##### INPUT MATERIAL #####
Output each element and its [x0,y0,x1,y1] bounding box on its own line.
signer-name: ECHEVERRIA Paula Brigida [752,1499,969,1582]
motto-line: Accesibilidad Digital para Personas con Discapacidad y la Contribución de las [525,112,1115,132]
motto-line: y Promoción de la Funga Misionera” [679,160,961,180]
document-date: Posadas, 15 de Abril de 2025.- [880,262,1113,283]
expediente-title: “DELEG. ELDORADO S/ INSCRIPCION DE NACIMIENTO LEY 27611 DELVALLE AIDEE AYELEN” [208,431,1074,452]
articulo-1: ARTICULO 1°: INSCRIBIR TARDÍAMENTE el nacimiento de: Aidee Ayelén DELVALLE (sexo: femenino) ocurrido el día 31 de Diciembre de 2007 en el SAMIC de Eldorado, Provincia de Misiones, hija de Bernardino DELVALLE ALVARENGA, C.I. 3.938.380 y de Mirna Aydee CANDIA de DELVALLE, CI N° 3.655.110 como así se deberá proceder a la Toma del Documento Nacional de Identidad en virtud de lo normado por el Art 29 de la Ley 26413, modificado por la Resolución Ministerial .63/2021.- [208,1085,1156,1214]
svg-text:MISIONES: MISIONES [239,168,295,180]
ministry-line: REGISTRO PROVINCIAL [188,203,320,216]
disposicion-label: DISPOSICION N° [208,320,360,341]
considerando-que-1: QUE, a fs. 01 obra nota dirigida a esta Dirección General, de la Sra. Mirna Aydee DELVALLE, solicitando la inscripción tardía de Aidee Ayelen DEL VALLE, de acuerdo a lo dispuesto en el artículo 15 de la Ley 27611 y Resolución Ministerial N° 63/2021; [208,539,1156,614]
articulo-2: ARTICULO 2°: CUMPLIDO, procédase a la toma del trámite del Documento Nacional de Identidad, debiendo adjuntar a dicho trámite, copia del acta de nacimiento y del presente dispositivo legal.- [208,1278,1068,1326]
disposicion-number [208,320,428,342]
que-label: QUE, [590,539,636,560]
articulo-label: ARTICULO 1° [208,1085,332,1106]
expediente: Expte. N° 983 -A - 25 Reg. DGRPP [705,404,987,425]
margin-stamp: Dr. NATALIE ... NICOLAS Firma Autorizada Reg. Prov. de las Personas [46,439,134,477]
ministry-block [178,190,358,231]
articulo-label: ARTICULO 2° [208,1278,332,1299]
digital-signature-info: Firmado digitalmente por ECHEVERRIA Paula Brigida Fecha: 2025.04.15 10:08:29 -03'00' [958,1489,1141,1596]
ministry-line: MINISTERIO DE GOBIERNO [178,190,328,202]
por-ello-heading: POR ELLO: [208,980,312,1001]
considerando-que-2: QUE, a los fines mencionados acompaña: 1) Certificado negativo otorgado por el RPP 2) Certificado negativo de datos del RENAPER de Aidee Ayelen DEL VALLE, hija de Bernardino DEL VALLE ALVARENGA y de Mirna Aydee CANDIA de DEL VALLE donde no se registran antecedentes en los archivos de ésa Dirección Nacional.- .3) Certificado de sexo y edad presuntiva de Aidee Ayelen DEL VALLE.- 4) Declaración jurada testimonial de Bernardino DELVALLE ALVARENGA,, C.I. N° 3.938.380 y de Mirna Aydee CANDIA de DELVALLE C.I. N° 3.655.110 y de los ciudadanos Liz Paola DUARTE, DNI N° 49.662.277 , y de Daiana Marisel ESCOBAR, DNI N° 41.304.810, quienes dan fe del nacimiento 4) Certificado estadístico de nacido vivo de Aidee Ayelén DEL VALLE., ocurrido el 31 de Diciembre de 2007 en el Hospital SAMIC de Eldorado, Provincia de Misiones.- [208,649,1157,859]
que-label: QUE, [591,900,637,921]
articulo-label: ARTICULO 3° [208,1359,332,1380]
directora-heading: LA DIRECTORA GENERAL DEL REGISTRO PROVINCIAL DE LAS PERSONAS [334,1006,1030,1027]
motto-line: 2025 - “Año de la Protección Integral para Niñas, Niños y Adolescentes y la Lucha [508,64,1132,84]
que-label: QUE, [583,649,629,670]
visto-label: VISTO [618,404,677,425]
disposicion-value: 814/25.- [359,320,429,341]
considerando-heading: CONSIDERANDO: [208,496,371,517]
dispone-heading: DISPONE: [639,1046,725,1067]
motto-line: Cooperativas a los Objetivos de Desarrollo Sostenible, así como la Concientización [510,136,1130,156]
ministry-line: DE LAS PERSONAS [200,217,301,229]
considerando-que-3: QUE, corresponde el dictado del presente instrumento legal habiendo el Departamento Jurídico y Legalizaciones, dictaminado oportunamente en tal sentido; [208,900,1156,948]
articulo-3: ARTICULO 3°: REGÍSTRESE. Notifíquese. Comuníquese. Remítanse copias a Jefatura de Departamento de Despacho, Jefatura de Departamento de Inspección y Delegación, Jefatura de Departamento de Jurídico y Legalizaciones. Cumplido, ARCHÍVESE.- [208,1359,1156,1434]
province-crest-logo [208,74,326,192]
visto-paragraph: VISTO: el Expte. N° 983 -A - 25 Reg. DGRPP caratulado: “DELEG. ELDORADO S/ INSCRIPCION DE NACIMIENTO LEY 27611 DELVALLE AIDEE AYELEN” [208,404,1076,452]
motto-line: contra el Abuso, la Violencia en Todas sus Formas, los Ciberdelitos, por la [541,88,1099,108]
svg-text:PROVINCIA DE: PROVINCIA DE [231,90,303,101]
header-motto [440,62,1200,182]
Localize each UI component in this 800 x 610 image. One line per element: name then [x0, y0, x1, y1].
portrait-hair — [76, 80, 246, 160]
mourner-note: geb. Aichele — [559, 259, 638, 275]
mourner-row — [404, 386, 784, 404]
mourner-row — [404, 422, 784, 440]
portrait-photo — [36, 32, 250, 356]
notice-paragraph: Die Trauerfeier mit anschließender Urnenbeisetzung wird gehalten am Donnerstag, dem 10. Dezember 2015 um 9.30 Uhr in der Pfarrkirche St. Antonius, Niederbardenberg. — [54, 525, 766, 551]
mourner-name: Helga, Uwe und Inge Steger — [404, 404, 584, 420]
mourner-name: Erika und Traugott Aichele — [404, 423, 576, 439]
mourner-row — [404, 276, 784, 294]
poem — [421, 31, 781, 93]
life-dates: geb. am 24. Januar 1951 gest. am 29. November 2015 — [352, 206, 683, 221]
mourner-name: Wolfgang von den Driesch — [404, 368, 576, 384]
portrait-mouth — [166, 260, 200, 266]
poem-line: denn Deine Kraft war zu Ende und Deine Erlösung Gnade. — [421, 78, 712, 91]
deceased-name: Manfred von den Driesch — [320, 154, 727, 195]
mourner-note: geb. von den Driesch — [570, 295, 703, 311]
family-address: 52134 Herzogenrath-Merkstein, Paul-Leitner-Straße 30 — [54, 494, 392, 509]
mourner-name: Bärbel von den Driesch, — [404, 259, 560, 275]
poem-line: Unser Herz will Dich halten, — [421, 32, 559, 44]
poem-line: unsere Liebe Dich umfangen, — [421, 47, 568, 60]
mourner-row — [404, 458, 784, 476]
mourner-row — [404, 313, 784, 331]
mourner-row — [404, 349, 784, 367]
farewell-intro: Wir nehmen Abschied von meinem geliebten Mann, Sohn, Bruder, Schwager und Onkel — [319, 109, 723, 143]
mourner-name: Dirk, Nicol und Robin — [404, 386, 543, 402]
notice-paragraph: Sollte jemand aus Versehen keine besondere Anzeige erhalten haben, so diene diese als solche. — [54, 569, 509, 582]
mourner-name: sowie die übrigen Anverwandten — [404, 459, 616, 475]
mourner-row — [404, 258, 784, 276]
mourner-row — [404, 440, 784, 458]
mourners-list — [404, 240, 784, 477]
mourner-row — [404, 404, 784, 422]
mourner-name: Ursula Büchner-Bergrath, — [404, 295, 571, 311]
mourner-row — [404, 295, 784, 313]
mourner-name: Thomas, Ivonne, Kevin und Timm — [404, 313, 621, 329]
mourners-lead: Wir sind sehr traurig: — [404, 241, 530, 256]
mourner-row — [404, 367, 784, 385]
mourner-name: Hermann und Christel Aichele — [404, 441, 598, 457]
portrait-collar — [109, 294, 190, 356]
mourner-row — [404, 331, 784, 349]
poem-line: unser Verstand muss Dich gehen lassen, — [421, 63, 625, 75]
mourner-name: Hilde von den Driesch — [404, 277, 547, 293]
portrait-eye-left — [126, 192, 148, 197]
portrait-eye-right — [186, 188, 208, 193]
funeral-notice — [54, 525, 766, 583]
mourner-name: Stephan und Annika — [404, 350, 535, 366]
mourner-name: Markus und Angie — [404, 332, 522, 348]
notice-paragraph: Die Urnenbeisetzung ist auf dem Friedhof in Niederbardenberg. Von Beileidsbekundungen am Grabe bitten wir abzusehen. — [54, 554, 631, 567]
#####
WHAT IS REQUIRED
Switch "motto-line" to "slogan-line" in the part of the records that opens at their start and closes with the line containing "disposicion-label: DISPOSICION N°", both ends included, and reproduce only those lines with nothing else altered.

RESULT OF THE TASK
Output each element and its [x0,y0,x1,y1] bounding box on its own line.
signer-name: ECHEVERRIA Paula Brigida [752,1499,969,1582]
slogan-line: Accesibilidad Digital para Personas con Discapacidad y la Contribución de las [525,112,1115,132]
slogan-line: y Promoción de la Funga Misionera” [679,160,961,180]
document-date: Posadas, 15 de Abril de 2025.- [880,262,1113,283]
expediente-title: “DELEG. ELDORADO S/ INSCRIPCION DE NACIMIENTO LEY 27611 DELVALLE AIDEE AYELEN” [208,431,1074,452]
articulo-1: ARTICULO 1°: INSCRIBIR TARDÍAMENTE el nacimiento de: Aidee Ayelén DELVALLE (sexo: femenino) ocurrido el día 31 de Diciembre de 2007 en el SAMIC de Eldorado, Provincia de Misiones, hija de Bernardino DELVALLE ALVARENGA, C.I. 3.938.380 y de Mirna Aydee CANDIA de DELVALLE, CI N° 3.655.110 como así se deberá proceder a la Toma del Documento Nacional de Identidad en virtud de lo normado por el Art 29 de la Ley 26413, modificado por la Resolución Ministerial .63/2021.- [208,1085,1156,1214]
svg-text:MISIONES: MISIONES [239,168,295,180]
ministry-line: REGISTRO PROVINCIAL [188,203,320,216]
disposicion-label: DISPOSICION N° [208,320,360,341]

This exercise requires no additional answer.